*WHAT YOU ARE ASKED TO DO*.
Every record must be written out once more, with nothing added or omitted.

━━━━━━━━━━━━━━━━━━━━

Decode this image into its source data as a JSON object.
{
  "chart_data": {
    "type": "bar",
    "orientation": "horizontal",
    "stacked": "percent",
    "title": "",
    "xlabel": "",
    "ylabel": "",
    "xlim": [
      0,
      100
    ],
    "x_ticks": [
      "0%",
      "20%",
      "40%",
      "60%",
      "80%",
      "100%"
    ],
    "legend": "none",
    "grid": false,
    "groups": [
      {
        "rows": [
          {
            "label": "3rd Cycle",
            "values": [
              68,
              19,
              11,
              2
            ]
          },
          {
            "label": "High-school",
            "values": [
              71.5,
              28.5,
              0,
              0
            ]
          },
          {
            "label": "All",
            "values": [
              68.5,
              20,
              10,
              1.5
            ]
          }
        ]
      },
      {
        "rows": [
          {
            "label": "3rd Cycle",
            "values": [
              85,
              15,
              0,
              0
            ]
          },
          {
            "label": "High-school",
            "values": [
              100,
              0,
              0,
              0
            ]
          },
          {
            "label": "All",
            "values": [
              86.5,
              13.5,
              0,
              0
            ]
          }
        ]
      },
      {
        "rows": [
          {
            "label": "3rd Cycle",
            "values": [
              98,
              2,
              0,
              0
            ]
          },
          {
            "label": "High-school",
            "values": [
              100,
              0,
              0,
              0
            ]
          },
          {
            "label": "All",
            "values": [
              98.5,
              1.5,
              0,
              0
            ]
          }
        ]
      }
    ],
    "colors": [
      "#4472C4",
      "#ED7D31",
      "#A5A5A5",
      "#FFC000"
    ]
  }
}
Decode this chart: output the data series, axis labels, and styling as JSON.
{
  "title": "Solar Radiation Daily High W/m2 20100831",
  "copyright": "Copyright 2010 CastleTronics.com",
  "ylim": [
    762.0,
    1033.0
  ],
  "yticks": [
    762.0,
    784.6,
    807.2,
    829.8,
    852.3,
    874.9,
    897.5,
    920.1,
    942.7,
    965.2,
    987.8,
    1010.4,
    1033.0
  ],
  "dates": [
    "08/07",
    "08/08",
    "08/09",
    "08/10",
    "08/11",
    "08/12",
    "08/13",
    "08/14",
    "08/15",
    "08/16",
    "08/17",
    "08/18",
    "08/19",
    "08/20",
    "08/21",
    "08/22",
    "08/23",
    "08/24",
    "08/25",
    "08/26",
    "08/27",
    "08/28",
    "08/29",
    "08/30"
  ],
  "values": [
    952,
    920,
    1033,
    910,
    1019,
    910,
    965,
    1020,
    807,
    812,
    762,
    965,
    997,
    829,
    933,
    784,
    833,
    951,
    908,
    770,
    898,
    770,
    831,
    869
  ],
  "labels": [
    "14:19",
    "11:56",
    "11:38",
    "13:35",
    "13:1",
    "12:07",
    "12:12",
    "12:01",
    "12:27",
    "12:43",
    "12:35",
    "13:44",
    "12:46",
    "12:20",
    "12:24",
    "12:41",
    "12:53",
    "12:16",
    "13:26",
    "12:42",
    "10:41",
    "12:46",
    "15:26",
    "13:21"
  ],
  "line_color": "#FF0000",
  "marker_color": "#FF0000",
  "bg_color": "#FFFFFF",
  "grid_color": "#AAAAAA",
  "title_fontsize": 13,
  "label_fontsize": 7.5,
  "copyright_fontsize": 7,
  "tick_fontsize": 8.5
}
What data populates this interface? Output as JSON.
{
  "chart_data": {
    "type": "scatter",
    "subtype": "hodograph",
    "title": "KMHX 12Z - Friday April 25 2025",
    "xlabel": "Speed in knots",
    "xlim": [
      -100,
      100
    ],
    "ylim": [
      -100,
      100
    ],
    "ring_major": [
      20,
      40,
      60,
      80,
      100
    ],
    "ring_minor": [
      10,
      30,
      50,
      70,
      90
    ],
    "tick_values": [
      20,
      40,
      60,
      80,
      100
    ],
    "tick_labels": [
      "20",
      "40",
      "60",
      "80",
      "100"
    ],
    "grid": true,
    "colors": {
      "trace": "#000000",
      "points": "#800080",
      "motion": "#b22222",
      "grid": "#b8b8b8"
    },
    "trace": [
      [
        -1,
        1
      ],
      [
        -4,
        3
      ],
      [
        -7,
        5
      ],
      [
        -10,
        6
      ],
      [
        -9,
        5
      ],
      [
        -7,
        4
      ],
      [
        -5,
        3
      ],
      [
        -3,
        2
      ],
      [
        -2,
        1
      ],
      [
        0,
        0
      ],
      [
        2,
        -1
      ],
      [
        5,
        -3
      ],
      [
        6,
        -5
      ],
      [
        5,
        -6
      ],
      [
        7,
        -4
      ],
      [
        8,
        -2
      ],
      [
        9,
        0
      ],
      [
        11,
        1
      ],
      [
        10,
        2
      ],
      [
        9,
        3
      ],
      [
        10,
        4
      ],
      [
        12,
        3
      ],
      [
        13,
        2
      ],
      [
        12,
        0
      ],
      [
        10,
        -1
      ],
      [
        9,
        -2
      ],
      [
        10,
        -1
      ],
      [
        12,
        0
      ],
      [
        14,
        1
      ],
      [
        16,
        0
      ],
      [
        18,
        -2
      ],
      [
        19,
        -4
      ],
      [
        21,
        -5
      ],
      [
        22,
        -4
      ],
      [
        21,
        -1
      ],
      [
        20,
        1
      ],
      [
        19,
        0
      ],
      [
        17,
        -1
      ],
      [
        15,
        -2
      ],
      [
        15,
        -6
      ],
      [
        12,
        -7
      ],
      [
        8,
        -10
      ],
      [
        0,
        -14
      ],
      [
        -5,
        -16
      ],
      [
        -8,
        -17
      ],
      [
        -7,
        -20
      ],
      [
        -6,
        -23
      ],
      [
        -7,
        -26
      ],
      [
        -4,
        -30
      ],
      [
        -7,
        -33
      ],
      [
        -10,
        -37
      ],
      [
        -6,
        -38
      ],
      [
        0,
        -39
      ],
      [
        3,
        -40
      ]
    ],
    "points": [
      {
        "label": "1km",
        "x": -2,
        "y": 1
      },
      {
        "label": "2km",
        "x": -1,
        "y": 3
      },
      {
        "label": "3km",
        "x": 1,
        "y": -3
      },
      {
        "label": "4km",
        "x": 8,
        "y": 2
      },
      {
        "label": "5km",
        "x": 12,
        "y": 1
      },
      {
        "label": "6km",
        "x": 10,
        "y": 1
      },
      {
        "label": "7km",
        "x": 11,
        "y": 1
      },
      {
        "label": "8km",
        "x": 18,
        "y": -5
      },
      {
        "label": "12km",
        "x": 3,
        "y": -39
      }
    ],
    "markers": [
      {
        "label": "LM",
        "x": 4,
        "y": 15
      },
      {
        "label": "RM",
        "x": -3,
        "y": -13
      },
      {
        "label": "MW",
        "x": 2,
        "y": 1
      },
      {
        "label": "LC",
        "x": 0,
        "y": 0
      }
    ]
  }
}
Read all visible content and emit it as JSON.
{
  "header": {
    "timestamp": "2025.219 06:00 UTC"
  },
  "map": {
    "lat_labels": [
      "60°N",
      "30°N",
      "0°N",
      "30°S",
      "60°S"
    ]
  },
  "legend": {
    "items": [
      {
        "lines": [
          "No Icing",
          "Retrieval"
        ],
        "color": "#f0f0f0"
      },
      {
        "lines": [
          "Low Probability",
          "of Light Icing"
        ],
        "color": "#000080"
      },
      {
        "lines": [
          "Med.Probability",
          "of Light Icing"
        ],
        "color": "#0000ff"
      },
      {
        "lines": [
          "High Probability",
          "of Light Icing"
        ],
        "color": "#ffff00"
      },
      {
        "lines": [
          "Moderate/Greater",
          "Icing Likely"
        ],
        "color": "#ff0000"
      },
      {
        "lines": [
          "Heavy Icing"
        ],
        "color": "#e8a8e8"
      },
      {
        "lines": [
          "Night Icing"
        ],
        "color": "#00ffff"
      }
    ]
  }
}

━━━━━━━━━━━━━━━━━━━━

*THE RESPONSE*.
Decode this image into its source data as a JSON object.
{
  "chart_data": {
    "type": "bar",
    "orientation": "horizontal",
    "stacked": "percent",
    "title": "",
    "xlabel": "",
    "ylabel": "",
    "xlim": [
      0,
      100
    ],
    "x_ticks": [
      "0%",
      "20%",
      "40%",
      "60%",
      "80%",
      "100%"
    ],
    "legend": "none",
    "grid": false,
    "groups": [
      {
        "rows": [
          {
            "label": "3rd Cycle",
            "values": [
              68,
              19,
              11,
              2
            ]
          },
          {
            "label": "High-school",
            "values": [
              71.5,
              28.5,
              0,
              0
            ]
          },
          {
            "label": "All",
            "values": [
              68.5,
              20,
              10,
              1.5
            ]
          }
        ]
      },
      {
        "rows": [
          {
            "label": "3rd Cycle",
            "values": [
              85,
              15,
              0,
              0
            ]
          },
          {
            "label": "High-school",
            "values": [
              100,
              0,
              0,
              0
            ]
          },
          {
            "label": "All",
            "values": [
              86.5,
              13.5,
              0,
              0
            ]
          }
        ]
      },
      {
        "rows": [
          {
            "label": "3rd Cycle",
            "values": [
              98,
              2,
              0,
              0
            ]
          },
          {
            "label": "High-school",
            "values": [
              100,
              0,
              0,
              0
            ]
          },
          {
            "label": "All",
            "values": [
              98.5,
              1.5,
              0,
              0
            ]
          }
        ]
      }
    ],
    "colors": [
      "#4472C4",
      "#ED7D31",
      "#A5A5A5",
      "#FFC000"
    ]
  }
}
Decode this chart: output the data series, axis labels, and styling as JSON.
{
  "title": "Solar Radiation Daily High W/m2 20100831",
  "copyright": "Copyright 2010 CastleTronics.com",
  "ylim": [
    762.0,
    1033.0
  ],
  "yticks": [
    762.0,
    784.6,
    807.2,
    829.8,
    852.3,
    874.9,
    897.5,
    920.1,
    942.7,
    965.2,
    987.8,
    1010.4,
    1033.0
  ],
  "dates": [
    "08/07",
    "08/08",
    "08/09",
    "08/10",
    "08/11",
    "08/12",
    "08/13",
    "08/14",
    "08/15",
    "08/16",
    "08/17",
    "08/18",
    "08/19",
    "08/20",
    "08/21",
    "08/22",
    "08/23",
    "08/24",
    "08/25",
    "08/26",
    "08/27",
    "08/28",
    "08/29",
    "08/30"
  ],
  "values": [
    952,
    920,
    1033,
    910,
    1019,
    910,
    965,
    1020,
    807,
    812,
    762,
    965,
    997,
    829,
    933,
    784,
    833,
    951,
    908,
    770,
    898,
    770,
    831,
    869
  ],
  "labels": [
    "14:19",
    "11:56",
    "11:38",
    "13:35",
    "13:1",
    "12:07",
    "12:12",
    "12:01",
    "12:27",
    "12:43",
    "12:35",
    "13:44",
    "12:46",
    "12:20",
    "12:24",
    "12:41",
    "12:53",
    "12:16",
    "13:26",
    "12:42",
    "10:41",
    "12:46",
    "15:26",
    "13:21"
  ],
  "line_color": "#FF0000",
  "marker_color": "#FF0000",
  "bg_color": "#FFFFFF",
  "grid_color": "#AAAAAA",
  "title_fontsize": 13,
  "label_fontsize": 7.5,
  "copyright_fontsize": 7,
  "tick_fontsize": 8.5
}
What data populates this interface? Output as JSON.
{
  "chart_data": {
    "type": "scatter",
    "subtype": "hodograph",
    "title": "KMHX 12Z - Friday April 25 2025",
    "xlabel": "Speed in knots",
    "xlim": [
      -100,
      100
    ],
    "ylim": [
      -100,
      100
    ],
    "ring_major": [
      20,
      40,
      60,
      80,
      100
    ],
    "ring_minor": [
      10,
      30,
      50,
      70,
      90
    ],
    "tick_values": [
      20,
      40,
      60,
      80,
      100
    ],
    "tick_labels": [
      "20",
      "40",
      "60",
      "80",
      "100"
    ],
    "grid": true,
    "colors": {
      "trace": "#000000",
      "points": "#800080",
      "motion": "#b22222",
      "grid": "#b8b8b8"
    },
    "trace": [
      [
        -1,
        1
      ],
      [
        -4,
        3
      ],
      [
        -7,
        5
      ],
      [
        -10,
        6
      ],
      [
        -9,
        5
      ],
      [
        -7,
        4
      ],
      [
        -5,
        3
      ],
      [
        -3,
        2
      ],
      [
        -2,
        1
      ],
      [
        0,
        0
      ],
      [
        2,
        -1
      ],
      [
        5,
        -3
      ],
      [
        6,
        -5
      ],
      [
        5,
        -6
      ],
      [
        7,
        -4
      ],
      [
        8,
        -2
      ],
      [
        9,
        0
      ],
      [
        11,
        1
      ],
      [
        10,
        2
      ],
      [
        9,
        3
      ],
      [
        10,
        4
      ],
      [
        12,
        3
      ],
      [
        13,
        2
      ],
      [
        12,
        0
      ],
      [
        10,
        -1
      ],
      [
        9,
        -2
      ],
      [
        10,
        -1
      ],
      [
        12,
        0
      ],
      [
        14,
        1
      ],
      [
        16,
        0
      ],
      [
        18,
        -2
      ],
      [
        19,
        -4
      ],
      [
        21,
        -5
      ],
      [
        22,
        -4
      ],
      [
        21,
        -1
      ],
      [
        20,
        1
      ],
      [
        19,
        0
      ],
      [
        17,
        -1
      ],
      [
        15,
        -2
      ],
      [
        15,
        -6
      ],
      [
        12,
        -7
      ],
      [
        8,
        -10
      ],
      [
        0,
        -14
      ],
      [
        -5,
        -16
      ],
      [
        -8,
        -17
      ],
      [
        -7,
        -20
      ],
      [
        -6,
        -23
      ],
      [
        -7,
        -26
      ],
      [
        -4,
        -30
      ],
      [
        -7,
        -33
      ],
      [
        -10,
        -37
      ],
      [
        -6,
        -38
      ],
      [
        0,
        -39
      ],
      [
        3,
        -40
      ]
    ],
    "points": [
      {
        "label": "1km",
        "x": -2,
        "y": 1
      },
      {
        "label": "2km",
        "x": -1,
        "y": 3
      },
      {
        "label": "3km",
        "x": 1,
        "y": -3
      },
      {
        "label": "4km",
        "x": 8,
        "y": 2
      },
      {
        "label": "5km",
        "x": 12,
        "y": 1
      },
      {
        "label": "6km",
        "x": 10,
        "y": 1
      },
      {
        "label": "7km",
        "x": 11,
        "y": 1
      },
      {
        "label": "8km",
        "x": 18,
        "y": -5
      },
      {
        "label": "12km",
        "x": 3,
        "y": -39
      }
    ],
    "markers": [
      {
        "label": "LM",
        "x": 4,
        "y": 15
      },
      {
        "label": "RM",
        "x": -3,
        "y": -13
      },
      {
        "label": "MW",
        "x": 2,
        "y": 1
      },
      {
        "label": "LC",
        "x": 0,
        "y": 0
      }
    ]
  }
}
Read all visible content and emit it as JSON.
{
  "header": {
    "timestamp": "2025.219 06:00 UTC"
  },
  "map": {
    "lat_labels": [
      "60°N",
      "30°N",
      "0°N",
      "30°S",
      "60°S"
    ]
  },
  "legend": {
    "items": [
      {
        "lines": [
          "No Icing",
          "Retrieval"
        ],
        "color": "#f0f0f0"
      },
      {
        "lines": [
          "Low Probability",
          "of Light Icing"
        ],
        "color": "#000080"
      },
      {
        "lines": [
          "Med.Probability",
          "of Light Icing"
        ],
        "color": "#0000ff"
      },
      {
        "lines": [
          "High Probability",
          "of Light Icing"
        ],
        "color": "#ffff00"
      },
      {
        "lines": [
          "Moderate/Greater",
          "Icing Likely"
        ],
        "color": "#ff0000"
      },
      {
        "lines": [
          "Heavy Icing"
        ],
        "color": "#e8a8e8"
      },
      {
        "lines": [
          "Night Icing"
        ],
        "color": "#00ffff"
      }
    ]
  }
}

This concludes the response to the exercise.